--- start ---

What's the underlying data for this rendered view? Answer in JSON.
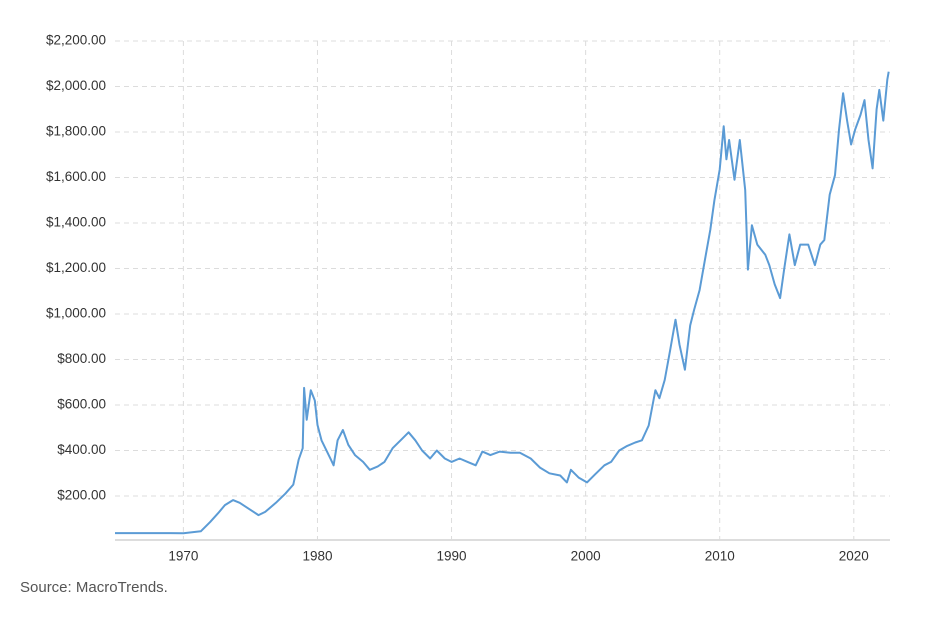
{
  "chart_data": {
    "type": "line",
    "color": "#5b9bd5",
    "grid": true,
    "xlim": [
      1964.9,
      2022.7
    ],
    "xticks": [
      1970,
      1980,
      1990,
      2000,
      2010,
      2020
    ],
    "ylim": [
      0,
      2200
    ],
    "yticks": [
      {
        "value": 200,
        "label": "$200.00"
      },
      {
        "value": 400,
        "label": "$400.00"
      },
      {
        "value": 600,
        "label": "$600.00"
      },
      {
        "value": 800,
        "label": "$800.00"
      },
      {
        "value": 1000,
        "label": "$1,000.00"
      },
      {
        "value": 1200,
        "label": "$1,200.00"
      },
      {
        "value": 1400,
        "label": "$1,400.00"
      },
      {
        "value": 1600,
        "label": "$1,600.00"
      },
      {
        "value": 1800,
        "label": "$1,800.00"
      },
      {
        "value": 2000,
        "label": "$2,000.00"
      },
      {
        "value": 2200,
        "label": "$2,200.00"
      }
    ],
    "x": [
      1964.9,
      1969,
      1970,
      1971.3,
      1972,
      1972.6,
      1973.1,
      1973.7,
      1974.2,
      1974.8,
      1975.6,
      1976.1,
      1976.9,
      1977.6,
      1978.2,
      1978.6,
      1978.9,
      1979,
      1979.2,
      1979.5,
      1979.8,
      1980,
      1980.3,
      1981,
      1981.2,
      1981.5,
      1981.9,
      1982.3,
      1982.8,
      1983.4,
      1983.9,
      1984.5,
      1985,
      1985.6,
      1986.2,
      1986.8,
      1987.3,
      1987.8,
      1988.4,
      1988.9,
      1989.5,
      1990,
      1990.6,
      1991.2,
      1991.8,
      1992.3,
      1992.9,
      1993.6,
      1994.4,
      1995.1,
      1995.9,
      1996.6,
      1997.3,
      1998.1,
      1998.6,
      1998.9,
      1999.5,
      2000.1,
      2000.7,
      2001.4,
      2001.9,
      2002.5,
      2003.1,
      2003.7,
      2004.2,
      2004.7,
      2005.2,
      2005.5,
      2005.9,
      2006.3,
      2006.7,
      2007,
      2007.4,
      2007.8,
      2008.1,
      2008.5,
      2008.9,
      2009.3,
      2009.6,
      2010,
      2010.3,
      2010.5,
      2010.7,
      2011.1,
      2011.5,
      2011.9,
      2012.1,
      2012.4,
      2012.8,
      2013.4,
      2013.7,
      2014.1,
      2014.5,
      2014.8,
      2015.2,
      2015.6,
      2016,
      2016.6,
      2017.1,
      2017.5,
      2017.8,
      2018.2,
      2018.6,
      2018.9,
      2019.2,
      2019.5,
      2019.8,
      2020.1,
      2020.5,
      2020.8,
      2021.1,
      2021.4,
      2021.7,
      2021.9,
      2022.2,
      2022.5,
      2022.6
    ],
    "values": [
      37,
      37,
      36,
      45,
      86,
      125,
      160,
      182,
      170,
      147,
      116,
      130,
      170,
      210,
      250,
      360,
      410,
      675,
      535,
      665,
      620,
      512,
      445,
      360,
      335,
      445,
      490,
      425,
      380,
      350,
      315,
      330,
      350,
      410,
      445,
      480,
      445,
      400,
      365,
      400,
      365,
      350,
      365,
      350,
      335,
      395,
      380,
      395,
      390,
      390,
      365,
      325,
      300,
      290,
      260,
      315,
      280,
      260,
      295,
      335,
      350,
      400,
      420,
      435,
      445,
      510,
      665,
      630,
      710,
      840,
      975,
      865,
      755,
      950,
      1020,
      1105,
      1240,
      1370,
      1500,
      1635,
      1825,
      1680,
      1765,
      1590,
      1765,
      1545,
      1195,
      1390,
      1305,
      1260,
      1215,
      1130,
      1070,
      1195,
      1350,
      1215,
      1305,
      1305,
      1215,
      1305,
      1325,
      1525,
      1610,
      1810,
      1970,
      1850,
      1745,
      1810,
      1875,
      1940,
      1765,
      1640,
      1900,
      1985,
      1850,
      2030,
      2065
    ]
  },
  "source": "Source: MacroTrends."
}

--- end ---
--- start ---

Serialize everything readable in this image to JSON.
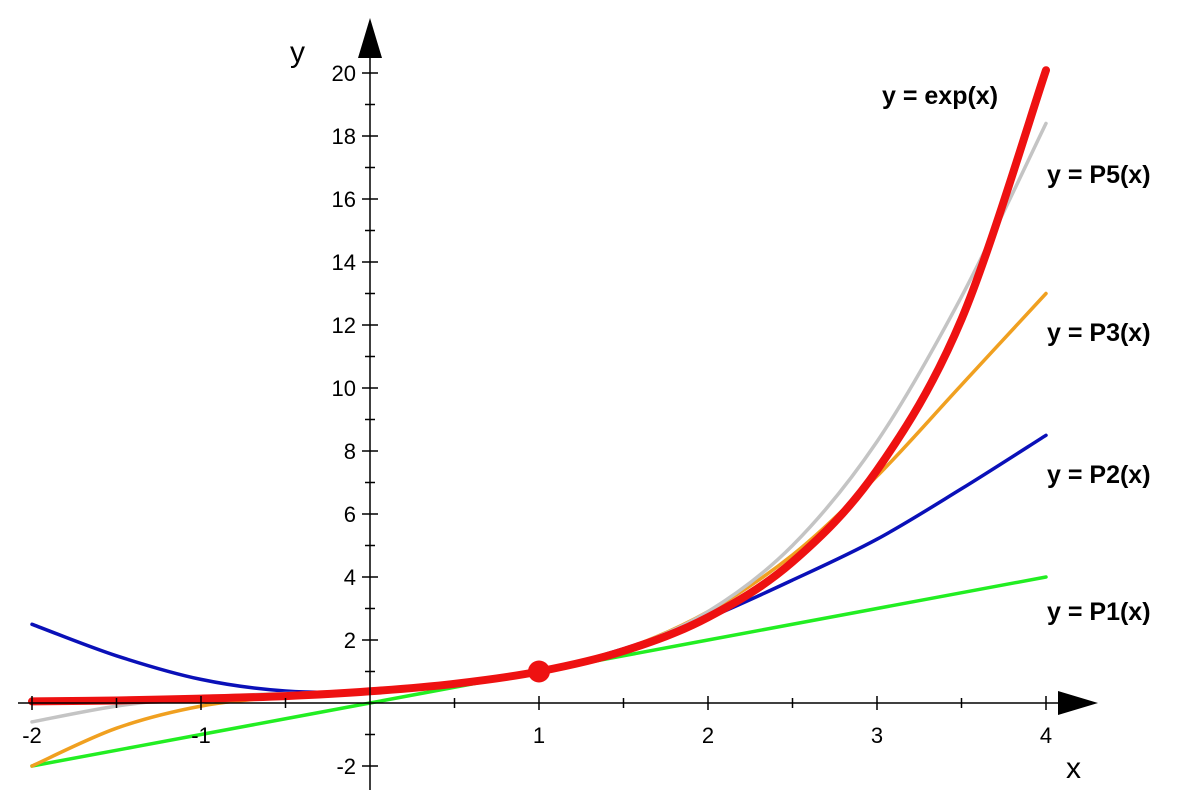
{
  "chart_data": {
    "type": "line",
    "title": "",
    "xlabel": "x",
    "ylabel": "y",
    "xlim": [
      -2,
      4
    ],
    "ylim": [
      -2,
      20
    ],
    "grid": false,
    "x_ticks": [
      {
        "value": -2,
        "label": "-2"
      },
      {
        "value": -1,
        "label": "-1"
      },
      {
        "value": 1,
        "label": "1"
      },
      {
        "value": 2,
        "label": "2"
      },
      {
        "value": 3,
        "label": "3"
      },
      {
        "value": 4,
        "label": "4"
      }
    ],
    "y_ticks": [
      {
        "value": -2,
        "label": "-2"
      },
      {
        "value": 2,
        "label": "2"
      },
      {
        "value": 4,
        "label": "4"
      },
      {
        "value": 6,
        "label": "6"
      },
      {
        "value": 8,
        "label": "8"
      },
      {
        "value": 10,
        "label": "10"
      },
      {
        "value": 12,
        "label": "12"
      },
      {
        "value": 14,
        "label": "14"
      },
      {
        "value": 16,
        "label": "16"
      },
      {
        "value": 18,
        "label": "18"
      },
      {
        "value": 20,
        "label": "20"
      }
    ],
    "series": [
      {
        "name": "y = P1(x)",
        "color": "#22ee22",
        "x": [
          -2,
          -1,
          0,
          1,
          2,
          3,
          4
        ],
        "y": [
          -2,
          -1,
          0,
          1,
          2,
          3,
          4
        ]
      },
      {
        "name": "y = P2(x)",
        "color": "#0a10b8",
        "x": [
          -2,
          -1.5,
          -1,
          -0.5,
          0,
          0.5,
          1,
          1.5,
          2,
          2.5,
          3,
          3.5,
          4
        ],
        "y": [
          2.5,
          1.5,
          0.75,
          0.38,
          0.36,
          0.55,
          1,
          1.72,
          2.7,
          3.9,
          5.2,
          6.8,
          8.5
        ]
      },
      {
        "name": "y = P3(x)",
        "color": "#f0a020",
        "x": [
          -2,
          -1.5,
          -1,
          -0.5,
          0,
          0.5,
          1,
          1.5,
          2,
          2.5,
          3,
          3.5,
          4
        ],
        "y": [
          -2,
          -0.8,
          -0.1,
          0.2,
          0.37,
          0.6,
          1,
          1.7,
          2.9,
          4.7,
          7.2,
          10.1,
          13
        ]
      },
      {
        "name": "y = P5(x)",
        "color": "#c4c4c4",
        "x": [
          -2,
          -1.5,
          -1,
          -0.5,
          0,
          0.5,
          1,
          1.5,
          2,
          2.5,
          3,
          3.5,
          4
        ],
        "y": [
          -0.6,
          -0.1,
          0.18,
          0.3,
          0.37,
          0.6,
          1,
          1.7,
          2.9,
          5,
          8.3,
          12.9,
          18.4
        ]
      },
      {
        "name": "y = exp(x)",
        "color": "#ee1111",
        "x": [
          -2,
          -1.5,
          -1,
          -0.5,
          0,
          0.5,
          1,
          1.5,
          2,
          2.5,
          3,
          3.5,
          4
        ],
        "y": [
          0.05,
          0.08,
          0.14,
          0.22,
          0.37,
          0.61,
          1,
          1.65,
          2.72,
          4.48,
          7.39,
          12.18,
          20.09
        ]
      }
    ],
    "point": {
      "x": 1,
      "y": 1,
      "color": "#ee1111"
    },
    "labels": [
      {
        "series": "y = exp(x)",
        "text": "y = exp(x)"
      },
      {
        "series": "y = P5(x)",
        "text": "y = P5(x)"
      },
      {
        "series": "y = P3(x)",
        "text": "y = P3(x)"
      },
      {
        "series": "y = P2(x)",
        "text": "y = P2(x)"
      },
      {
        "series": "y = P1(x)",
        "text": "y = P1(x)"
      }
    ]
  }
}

--- end ---

WHAT YOU NEED TO DO
Identify which lines contain the word "JSON" and copy each one.

SOLUTION TO THIS EXERCISE
What's the underlying data for this rendered view? Answer in JSON.
Serialize everything readable in this image to JSON.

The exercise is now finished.